***** Records for processing
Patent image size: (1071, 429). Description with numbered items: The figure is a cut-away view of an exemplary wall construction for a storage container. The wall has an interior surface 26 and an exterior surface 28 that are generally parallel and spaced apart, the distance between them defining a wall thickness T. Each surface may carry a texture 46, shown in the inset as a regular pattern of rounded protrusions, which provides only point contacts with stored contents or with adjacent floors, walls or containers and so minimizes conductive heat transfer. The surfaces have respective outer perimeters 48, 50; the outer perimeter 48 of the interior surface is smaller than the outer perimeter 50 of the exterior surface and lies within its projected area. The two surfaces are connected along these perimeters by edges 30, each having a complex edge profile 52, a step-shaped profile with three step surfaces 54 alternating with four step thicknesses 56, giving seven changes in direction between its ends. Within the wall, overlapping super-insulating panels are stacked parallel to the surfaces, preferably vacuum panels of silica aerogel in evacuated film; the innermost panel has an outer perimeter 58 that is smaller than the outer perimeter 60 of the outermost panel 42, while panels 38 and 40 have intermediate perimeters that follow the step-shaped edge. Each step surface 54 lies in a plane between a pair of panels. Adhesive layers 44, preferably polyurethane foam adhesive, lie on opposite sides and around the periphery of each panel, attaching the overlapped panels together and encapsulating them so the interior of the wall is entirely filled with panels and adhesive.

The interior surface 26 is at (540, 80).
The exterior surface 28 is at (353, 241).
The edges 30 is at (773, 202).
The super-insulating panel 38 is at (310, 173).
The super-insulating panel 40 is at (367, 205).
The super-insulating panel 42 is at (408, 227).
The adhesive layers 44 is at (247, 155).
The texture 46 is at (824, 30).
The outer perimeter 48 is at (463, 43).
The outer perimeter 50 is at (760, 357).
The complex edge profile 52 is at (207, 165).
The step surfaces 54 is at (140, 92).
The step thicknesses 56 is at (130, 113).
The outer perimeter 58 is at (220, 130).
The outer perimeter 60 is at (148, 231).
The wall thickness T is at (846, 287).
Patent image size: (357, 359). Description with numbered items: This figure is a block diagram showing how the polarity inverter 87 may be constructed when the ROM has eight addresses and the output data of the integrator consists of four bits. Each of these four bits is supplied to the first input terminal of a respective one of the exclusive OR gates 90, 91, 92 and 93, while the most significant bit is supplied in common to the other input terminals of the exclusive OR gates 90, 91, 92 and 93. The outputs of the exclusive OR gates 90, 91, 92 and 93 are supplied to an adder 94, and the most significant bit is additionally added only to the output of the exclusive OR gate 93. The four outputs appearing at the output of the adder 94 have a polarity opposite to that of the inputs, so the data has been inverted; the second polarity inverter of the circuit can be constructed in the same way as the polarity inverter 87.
**********
Work to be completed: Reproduce every line above without changing anything.

Response:
Patent image size: (1071, 429). Description with numbered items: The figure is a cut-away view of an exemplary wall construction for a storage container. The wall has an interior surface 26 and an exterior surface 28 that are generally parallel and spaced apart, the distance between them defining a wall thickness T. Each surface may carry a texture 46, shown in the inset as a regular pattern of rounded protrusions, which provides only point contacts with stored contents or with adjacent floors, walls or containers and so minimizes conductive heat transfer. The surfaces have respective outer perimeters 48, 50; the outer perimeter 48 of the interior surface is smaller than the outer perimeter 50 of the exterior surface and lies within its projected area. The two surfaces are connected along these perimeters by edges 30, each having a complex edge profile 52, a step-shaped profile with three step surfaces 54 alternating with four step thicknesses 56, giving seven changes in direction between its ends. Within the wall, overlapping super-insulating panels are stacked parallel to the surfaces, preferably vacuum panels of silica aerogel in evacuated film; the innermost panel has an outer perimeter 58 that is smaller than the outer perimeter 60 of the outermost panel 42, while panels 38 and 40 have intermediate perimeters that follow the step-shaped edge. Each step surface 54 lies in a plane between a pair of panels. Adhesive layers 44, preferably polyurethane foam adhesive, lie on opposite sides and around the periphery of each panel, attaching the overlapped panels together and encapsulating them so the interior of the wall is entirely filled with panels and adhesive.

The interior surface 26 is at (540, 80).
The exterior surface 28 is at (353, 241).
The edges 30 is at (773, 202).
The super-insulating panel 38 is at (310, 173).
The super-insulating panel 40 is at (367, 205).
The super-insulating panel 42 is at (408, 227).
The adhesive layers 44 is at (247, 155).
The texture 46 is at (824, 30).
The outer perimeter 48 is at (463, 43).
The outer perimeter 50 is at (760, 357).
The complex edge profile 52 is at (207, 165).
The step surfaces 54 is at (140, 92).
The step thicknesses 56 is at (130, 113).
The outer perimeter 58 is at (220, 130).
The outer perimeter 60 is at (148, 231).
The wall thickness T is at (846, 287).
Patent image size: (357, 359). Description with numbered items: This figure is a block diagram showing how the polarity inverter 87 may be constructed when the ROM has eight addresses and the output data of the integrator consists of four bits. Each of these four bits is supplied to the first input terminal of a respective one of the exclusive OR gates 90, 91, 92 and 93, while the most significant bit is supplied in common to the other input terminals of the exclusive OR gates 90, 91, 92 and 93. The outputs of the exclusive OR gates 90, 91, 92 and 93 are supplied to an adder 94, and the most significant bit is additionally added only to the output of the exclusive OR gate 93. The four outputs appearing at the output of the adder 94 have a polarity opposite to that of the inputs, so the data has been inverted; the second polarity inverter of the circuit can be constructed in the same way as the polarity inverter 87.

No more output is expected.